Description of the task:
What is needed is an exact copy of the entries below, from the line that contains "Extract the structured" through the final line, both included, and nothing else.

Data supplied:
········

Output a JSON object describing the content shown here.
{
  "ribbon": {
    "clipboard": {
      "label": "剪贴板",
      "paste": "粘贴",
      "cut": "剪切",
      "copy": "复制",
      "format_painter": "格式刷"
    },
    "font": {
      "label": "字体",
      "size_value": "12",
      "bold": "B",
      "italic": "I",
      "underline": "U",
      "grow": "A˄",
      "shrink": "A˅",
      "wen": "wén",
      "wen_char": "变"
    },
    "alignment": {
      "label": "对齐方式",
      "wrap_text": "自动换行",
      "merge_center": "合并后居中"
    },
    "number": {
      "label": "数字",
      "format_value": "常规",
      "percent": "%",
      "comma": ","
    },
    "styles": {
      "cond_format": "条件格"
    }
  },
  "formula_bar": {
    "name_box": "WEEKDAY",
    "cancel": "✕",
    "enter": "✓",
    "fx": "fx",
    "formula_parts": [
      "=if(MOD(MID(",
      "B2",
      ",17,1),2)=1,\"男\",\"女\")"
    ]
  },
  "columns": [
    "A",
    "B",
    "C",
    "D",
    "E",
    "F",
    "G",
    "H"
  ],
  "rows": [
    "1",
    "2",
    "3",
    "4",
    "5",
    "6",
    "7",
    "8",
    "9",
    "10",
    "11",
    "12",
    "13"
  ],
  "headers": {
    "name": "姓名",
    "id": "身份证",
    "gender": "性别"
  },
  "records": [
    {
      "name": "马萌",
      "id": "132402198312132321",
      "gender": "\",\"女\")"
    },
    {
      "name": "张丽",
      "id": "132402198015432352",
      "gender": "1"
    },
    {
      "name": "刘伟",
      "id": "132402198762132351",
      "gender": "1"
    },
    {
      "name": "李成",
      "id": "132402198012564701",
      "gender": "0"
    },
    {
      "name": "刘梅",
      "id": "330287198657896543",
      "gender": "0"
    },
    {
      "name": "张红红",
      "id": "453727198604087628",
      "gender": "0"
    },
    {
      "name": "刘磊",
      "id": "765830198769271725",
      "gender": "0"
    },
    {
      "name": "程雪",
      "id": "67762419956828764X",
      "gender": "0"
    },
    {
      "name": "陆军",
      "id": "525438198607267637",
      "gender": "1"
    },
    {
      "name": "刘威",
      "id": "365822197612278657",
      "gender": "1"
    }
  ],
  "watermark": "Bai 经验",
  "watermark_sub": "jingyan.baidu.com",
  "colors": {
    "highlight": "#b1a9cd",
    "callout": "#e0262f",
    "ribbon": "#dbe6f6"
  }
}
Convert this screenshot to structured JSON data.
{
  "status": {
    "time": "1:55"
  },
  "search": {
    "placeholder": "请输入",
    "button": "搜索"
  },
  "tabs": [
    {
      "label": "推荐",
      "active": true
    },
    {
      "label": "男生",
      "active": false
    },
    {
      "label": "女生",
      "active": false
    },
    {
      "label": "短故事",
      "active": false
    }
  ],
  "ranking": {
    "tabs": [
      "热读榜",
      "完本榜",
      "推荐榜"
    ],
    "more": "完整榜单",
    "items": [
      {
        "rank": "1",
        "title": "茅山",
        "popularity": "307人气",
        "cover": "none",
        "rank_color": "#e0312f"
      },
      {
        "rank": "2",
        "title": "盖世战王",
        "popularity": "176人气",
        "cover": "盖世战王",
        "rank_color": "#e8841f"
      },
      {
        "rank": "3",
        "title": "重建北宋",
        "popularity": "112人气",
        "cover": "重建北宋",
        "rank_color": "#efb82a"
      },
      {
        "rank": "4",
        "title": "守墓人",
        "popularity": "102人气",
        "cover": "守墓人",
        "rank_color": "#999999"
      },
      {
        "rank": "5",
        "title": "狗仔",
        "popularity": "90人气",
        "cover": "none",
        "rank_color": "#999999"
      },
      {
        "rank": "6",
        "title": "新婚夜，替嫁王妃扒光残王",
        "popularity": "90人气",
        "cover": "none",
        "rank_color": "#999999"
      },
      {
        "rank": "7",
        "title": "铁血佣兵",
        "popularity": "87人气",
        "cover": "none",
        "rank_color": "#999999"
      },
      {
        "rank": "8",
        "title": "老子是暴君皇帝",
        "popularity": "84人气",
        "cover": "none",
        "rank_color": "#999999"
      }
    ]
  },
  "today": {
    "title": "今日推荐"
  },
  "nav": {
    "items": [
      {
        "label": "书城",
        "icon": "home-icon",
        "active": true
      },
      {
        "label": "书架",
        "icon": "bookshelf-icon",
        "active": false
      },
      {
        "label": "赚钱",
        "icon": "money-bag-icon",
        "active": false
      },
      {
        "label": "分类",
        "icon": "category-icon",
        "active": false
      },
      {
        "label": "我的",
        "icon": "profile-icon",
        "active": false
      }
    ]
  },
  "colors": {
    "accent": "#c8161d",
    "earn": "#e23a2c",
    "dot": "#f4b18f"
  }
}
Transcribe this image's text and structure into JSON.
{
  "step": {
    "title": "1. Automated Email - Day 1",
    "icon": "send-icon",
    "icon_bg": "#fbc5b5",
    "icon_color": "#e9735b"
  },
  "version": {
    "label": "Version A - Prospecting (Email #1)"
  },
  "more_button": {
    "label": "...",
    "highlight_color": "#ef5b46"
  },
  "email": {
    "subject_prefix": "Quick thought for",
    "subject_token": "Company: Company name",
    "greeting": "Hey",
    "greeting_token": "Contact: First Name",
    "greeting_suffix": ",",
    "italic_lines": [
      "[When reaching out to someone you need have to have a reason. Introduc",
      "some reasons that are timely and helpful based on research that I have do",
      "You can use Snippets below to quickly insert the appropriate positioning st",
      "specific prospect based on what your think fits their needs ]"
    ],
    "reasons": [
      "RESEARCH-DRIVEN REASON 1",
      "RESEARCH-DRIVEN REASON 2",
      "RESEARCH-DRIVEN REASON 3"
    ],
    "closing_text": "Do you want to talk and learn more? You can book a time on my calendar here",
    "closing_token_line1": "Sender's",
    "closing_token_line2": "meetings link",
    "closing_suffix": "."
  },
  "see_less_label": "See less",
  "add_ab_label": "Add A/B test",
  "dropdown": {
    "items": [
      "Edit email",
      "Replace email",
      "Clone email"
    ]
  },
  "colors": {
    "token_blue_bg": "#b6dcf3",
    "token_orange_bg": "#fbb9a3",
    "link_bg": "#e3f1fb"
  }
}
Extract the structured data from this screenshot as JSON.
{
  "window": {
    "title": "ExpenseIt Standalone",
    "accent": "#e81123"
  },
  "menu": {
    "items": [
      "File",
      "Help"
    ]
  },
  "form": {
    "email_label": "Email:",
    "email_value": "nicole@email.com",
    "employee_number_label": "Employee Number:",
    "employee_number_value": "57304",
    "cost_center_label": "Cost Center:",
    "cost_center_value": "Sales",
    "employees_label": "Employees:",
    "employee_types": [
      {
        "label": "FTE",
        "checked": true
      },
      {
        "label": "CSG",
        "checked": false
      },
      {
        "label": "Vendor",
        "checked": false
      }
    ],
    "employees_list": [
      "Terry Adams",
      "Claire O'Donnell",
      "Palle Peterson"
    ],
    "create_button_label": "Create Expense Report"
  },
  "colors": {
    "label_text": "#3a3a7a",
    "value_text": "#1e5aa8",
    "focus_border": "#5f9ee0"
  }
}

········

Result below:
Extract the structured data from this screenshot as JSON.
{
  "window": {
    "title": "ExpenseIt Standalone",
    "accent": "#e81123"
  },
  "menu": {
    "items": [
      "File",
      "Help"
    ]
  },
  "form": {
    "email_label": "Email:",
    "email_value": "nicole@email.com",
    "employee_number_label": "Employee Number:",
    "employee_number_value": "57304",
    "cost_center_label": "Cost Center:",
    "cost_center_value": "Sales",
    "employees_label": "Employees:",
    "employee_types": [
      {
        "label": "FTE",
        "checked": true
      },
      {
        "label": "CSG",
        "checked": false
      },
      {
        "label": "Vendor",
        "checked": false
      }
    ],
    "employees_list": [
      "Terry Adams",
      "Claire O'Donnell",
      "Palle Peterson"
    ],
    "create_button_label": "Create Expense Report"
  },
  "colors": {
    "label_text": "#3a3a7a",
    "value_text": "#1e5aa8",
    "focus_border": "#5f9ee0"
  }
}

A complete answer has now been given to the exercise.